Goal: Filter the records below for the word "details". Copy each line that holds it.
********************
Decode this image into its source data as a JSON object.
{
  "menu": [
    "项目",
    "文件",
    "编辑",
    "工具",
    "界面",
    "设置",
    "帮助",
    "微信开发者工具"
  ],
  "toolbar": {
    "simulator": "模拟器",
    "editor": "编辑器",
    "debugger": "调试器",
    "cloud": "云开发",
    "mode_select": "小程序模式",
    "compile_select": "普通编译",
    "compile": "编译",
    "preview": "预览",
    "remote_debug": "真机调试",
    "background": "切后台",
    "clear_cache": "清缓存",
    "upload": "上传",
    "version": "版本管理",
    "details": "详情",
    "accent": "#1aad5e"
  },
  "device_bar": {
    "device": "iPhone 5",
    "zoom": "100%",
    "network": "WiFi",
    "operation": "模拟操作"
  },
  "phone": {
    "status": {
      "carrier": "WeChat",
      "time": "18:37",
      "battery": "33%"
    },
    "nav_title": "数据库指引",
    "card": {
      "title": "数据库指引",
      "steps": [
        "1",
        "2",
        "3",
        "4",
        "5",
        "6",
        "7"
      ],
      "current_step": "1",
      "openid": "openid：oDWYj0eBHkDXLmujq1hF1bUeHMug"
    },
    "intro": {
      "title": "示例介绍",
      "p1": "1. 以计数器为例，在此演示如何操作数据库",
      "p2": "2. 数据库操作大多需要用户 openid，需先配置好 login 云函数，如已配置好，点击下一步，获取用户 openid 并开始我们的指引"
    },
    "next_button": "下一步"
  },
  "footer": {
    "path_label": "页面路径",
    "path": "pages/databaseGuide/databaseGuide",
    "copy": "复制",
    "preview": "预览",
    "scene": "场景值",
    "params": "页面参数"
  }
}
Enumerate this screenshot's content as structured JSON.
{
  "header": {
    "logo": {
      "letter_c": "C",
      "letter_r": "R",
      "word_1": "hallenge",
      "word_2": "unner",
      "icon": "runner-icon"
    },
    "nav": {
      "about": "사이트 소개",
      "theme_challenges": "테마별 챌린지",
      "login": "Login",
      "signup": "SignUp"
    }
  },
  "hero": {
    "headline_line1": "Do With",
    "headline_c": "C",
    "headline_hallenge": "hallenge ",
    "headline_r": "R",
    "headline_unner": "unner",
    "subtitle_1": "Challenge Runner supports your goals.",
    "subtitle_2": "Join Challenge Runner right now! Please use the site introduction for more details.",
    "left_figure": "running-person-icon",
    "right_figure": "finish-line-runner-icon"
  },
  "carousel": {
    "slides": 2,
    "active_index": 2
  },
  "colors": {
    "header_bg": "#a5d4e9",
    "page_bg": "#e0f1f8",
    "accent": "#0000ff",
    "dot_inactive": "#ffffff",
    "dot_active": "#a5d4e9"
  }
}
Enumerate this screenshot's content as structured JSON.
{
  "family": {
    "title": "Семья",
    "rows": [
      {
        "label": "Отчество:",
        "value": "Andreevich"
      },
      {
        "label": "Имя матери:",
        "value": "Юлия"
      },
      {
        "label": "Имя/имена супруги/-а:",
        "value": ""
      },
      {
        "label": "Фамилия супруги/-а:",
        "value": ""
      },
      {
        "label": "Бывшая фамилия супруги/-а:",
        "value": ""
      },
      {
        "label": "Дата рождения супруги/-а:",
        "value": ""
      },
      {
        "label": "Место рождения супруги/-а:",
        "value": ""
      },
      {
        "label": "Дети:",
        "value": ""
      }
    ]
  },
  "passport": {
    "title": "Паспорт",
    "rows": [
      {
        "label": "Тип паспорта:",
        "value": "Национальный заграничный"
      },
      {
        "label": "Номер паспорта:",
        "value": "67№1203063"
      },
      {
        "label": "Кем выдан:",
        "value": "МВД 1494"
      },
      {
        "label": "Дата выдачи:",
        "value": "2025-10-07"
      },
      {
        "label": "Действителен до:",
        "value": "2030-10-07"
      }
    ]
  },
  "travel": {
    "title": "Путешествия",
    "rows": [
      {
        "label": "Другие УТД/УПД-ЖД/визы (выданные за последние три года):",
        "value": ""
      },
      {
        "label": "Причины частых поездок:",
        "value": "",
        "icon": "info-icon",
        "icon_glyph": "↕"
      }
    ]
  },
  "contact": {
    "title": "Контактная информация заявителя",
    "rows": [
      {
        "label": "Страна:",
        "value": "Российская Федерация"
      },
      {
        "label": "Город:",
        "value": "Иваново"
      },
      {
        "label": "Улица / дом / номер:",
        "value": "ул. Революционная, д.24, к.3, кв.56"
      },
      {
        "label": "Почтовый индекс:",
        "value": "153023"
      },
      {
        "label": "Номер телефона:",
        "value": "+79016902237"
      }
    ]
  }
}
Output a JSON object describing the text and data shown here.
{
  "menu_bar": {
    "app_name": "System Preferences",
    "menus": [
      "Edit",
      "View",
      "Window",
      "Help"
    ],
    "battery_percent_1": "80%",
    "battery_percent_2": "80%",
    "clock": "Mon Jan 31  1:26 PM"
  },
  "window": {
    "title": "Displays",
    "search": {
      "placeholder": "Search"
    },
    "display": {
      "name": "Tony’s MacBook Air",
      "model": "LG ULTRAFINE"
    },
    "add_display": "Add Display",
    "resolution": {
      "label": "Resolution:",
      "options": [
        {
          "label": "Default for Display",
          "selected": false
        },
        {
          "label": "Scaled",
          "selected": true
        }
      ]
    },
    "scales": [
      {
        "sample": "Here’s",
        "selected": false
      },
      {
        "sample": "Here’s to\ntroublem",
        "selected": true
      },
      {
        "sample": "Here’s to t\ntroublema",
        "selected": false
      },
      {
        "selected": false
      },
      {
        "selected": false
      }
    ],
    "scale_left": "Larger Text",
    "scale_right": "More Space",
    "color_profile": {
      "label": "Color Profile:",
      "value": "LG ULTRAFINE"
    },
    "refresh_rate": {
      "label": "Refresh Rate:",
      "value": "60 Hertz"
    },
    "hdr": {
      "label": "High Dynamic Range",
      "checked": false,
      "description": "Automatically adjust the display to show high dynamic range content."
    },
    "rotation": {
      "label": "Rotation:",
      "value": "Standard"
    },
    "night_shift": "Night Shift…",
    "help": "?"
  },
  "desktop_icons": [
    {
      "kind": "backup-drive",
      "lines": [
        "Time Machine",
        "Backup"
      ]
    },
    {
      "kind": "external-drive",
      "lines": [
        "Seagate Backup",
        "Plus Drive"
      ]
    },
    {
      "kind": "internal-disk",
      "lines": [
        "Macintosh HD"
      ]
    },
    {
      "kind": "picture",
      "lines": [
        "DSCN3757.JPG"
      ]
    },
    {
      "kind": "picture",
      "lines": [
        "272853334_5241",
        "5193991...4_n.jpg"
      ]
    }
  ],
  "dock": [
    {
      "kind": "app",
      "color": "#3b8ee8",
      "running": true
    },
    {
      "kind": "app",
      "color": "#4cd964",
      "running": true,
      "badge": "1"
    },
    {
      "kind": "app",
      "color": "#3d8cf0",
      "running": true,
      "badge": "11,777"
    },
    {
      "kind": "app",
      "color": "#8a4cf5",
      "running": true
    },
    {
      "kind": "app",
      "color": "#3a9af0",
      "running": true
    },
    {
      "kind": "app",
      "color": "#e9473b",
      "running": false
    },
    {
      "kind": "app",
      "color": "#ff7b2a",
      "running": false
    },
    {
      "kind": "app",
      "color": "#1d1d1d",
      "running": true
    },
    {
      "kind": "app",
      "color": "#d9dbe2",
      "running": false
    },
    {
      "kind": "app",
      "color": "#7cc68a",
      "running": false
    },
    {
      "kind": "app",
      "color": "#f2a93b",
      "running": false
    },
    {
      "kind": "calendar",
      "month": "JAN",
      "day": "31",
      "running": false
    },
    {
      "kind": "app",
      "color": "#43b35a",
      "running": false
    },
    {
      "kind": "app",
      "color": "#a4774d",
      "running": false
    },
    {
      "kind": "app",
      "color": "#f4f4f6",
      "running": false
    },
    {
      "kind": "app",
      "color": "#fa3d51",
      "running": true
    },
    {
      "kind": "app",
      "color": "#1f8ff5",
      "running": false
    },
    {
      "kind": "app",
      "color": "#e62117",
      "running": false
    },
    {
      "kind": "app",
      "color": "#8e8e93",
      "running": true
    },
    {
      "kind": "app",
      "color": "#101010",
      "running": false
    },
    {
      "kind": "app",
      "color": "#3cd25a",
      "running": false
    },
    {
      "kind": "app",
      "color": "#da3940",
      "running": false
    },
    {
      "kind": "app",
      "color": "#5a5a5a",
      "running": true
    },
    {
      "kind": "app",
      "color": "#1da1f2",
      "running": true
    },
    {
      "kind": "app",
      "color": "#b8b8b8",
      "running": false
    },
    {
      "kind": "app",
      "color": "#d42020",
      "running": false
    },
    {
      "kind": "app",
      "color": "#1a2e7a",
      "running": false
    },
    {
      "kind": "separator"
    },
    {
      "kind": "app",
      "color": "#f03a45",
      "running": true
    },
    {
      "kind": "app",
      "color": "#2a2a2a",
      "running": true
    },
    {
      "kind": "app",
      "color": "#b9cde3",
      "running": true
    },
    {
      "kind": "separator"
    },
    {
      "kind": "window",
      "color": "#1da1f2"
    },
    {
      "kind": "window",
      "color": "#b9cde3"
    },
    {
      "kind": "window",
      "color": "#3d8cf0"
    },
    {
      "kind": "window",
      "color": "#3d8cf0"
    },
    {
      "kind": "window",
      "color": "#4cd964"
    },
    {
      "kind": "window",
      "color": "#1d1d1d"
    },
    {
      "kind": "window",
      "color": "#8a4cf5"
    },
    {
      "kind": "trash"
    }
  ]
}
********************
Problem solution:
    "details": "详情",
    "subtitle_2": "Join Challenge Runner right now! Please use the site introduction for more details.",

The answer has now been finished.